[BEGIN PROVIDED INFORMATION]

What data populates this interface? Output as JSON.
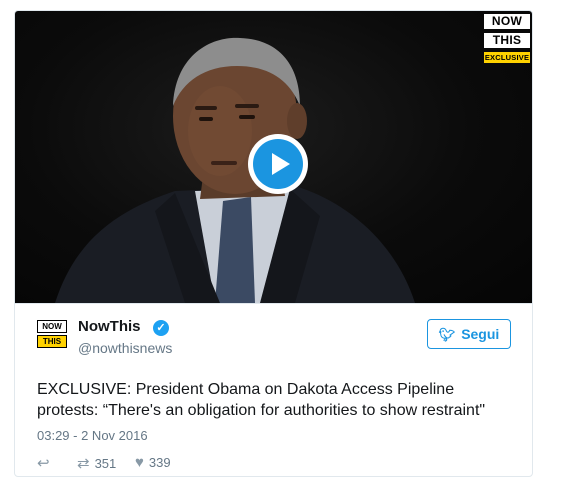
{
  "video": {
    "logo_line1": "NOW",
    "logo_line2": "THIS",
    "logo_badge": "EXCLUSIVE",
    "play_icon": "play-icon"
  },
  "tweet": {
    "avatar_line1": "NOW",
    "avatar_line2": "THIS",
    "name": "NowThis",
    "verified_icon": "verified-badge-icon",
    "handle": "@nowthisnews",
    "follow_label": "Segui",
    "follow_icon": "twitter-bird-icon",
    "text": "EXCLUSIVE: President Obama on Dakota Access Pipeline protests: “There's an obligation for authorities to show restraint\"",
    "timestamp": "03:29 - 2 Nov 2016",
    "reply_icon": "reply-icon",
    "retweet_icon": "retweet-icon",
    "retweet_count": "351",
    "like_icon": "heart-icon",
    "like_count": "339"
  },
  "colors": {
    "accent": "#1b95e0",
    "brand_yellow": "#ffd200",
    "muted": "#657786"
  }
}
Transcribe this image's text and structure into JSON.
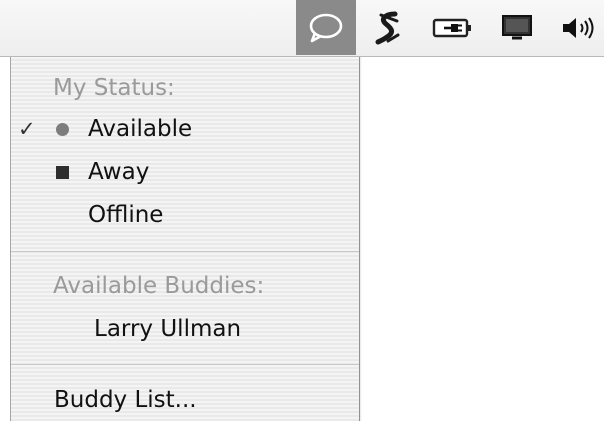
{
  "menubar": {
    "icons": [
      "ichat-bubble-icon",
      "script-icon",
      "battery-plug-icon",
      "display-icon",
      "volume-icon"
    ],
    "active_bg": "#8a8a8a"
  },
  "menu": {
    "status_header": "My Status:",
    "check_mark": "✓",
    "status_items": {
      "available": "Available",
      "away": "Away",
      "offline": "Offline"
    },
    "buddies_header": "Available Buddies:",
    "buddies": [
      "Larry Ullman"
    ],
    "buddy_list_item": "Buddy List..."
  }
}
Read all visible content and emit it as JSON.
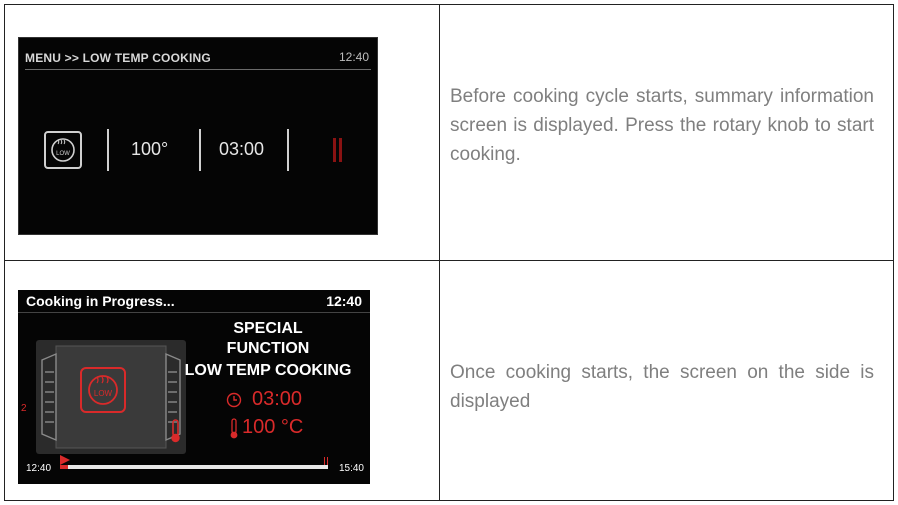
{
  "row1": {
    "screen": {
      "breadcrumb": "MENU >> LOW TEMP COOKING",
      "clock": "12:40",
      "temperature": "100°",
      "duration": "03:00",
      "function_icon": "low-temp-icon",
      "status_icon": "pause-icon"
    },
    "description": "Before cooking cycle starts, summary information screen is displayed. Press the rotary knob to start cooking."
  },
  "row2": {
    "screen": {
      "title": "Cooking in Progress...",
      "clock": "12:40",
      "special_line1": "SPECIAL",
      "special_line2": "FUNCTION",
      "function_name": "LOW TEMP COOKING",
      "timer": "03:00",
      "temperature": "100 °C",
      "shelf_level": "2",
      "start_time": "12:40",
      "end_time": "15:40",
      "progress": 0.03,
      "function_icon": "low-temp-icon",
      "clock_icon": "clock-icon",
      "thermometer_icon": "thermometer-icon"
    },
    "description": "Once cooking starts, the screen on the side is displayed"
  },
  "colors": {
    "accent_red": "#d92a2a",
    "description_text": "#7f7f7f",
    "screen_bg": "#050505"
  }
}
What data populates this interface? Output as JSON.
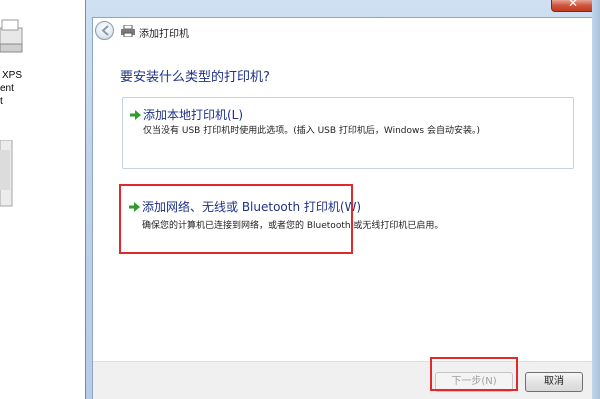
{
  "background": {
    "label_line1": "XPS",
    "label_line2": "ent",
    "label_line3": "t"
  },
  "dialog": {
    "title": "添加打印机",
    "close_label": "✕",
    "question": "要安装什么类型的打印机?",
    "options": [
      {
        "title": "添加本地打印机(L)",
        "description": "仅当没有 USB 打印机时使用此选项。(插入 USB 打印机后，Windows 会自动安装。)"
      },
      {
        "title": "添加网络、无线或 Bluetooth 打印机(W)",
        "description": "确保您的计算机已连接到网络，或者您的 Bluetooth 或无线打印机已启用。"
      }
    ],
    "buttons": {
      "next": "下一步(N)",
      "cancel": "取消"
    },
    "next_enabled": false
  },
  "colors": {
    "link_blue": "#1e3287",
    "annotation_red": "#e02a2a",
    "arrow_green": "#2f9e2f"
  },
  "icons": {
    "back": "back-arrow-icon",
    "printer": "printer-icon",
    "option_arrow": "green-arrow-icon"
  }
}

[END PROVIDED INFORMATION]

- WHAT TO WORK ON: Reproduce each entry precisely, dropping only the pictures.

- PROBLEM SOLUTION:
What data populates this interface? Output as JSON.
{
  "video": {
    "logo_line1": "NOW",
    "logo_line2": "THIS",
    "logo_badge": "EXCLUSIVE",
    "play_icon": "play-icon"
  },
  "tweet": {
    "avatar_line1": "NOW",
    "avatar_line2": "THIS",
    "name": "NowThis",
    "verified_icon": "verified-badge-icon",
    "handle": "@nowthisnews",
    "follow_label": "Segui",
    "follow_icon": "twitter-bird-icon",
    "text": "EXCLUSIVE: President Obama on Dakota Access Pipeline protests: “There's an obligation for authorities to show restraint\"",
    "timestamp": "03:29 - 2 Nov 2016",
    "reply_icon": "reply-icon",
    "retweet_icon": "retweet-icon",
    "retweet_count": "351",
    "like_icon": "heart-icon",
    "like_count": "339"
  },
  "colors": {
    "accent": "#1b95e0",
    "brand_yellow": "#ffd200",
    "muted": "#657786"
  }
}
Transcribe this image's text and structure into JSON.
{
  "menubar": {
    "icons": [
      "ichat-bubble-icon",
      "script-icon",
      "battery-plug-icon",
      "display-icon",
      "volume-icon"
    ],
    "active_bg": "#8a8a8a"
  },
  "menu": {
    "status_header": "My Status:",
    "check_mark": "✓",
    "status_items": {
      "available": "Available",
      "away": "Away",
      "offline": "Offline"
    },
    "buddies_header": "Available Buddies:",
    "buddies": [
      "Larry Ullman"
    ],
    "buddy_list_item": "Buddy List..."
  }
}
Read all visible content and emit it as JSON.
{
  "row1": {
    "screen": {
      "breadcrumb": "MENU >> LOW TEMP COOKING",
      "clock": "12:40",
      "temperature": "100°",
      "duration": "03:00",
      "function_icon": "low-temp-icon",
      "status_icon": "pause-icon"
    },
    "description": "Before cooking cycle starts, summary information screen is displayed. Press the rotary knob to start cooking."
  },
  "row2": {
    "screen": {
      "title": "Cooking in Progress...",
      "clock": "12:40",
      "special_line1": "SPECIAL",
      "special_line2": "FUNCTION",
      "function_name": "LOW TEMP COOKING",
      "timer": "03:00",
      "temperature": "100 °C",
      "shelf_level": "2",
      "start_time": "12:40",
      "end_time": "15:40",
      "progress": 0.03,
      "function_icon": "low-temp-icon",
      "clock_icon": "clock-icon",
      "thermometer_icon": "thermometer-icon"
    },
    "description": "Once cooking starts, the screen on the side is displayed"
  },
  "colors": {
    "accent_red": "#d92a2a",
    "description_text": "#7f7f7f",
    "screen_bg": "#050505"
  }
}
What data populates this interface? Output as JSON.
{
  "background": {
    "label_line1": "XPS",
    "label_line2": "ent",
    "label_line3": "t"
  },
  "dialog": {
    "title": "添加打印机",
    "close_label": "✕",
    "question": "要安装什么类型的打印机?",
    "options": [
      {
        "title": "添加本地打印机(L)",
        "description": "仅当没有 USB 打印机时使用此选项。(插入 USB 打印机后，Windows 会自动安装。)"
      },
      {
        "title": "添加网络、无线或 Bluetooth 打印机(W)",
        "description": "确保您的计算机已连接到网络，或者您的 Bluetooth 或无线打印机已启用。"
      }
    ],
    "buttons": {
      "next": "下一步(N)",
      "cancel": "取消"
    },
    "next_enabled": false
  },
  "colors": {
    "link_blue": "#1e3287",
    "annotation_red": "#e02a2a",
    "arrow_green": "#2f9e2f"
  },
  "icons": {
    "back": "back-arrow-icon",
    "printer": "printer-icon",
    "option_arrow": "green-arrow-icon"
  }
}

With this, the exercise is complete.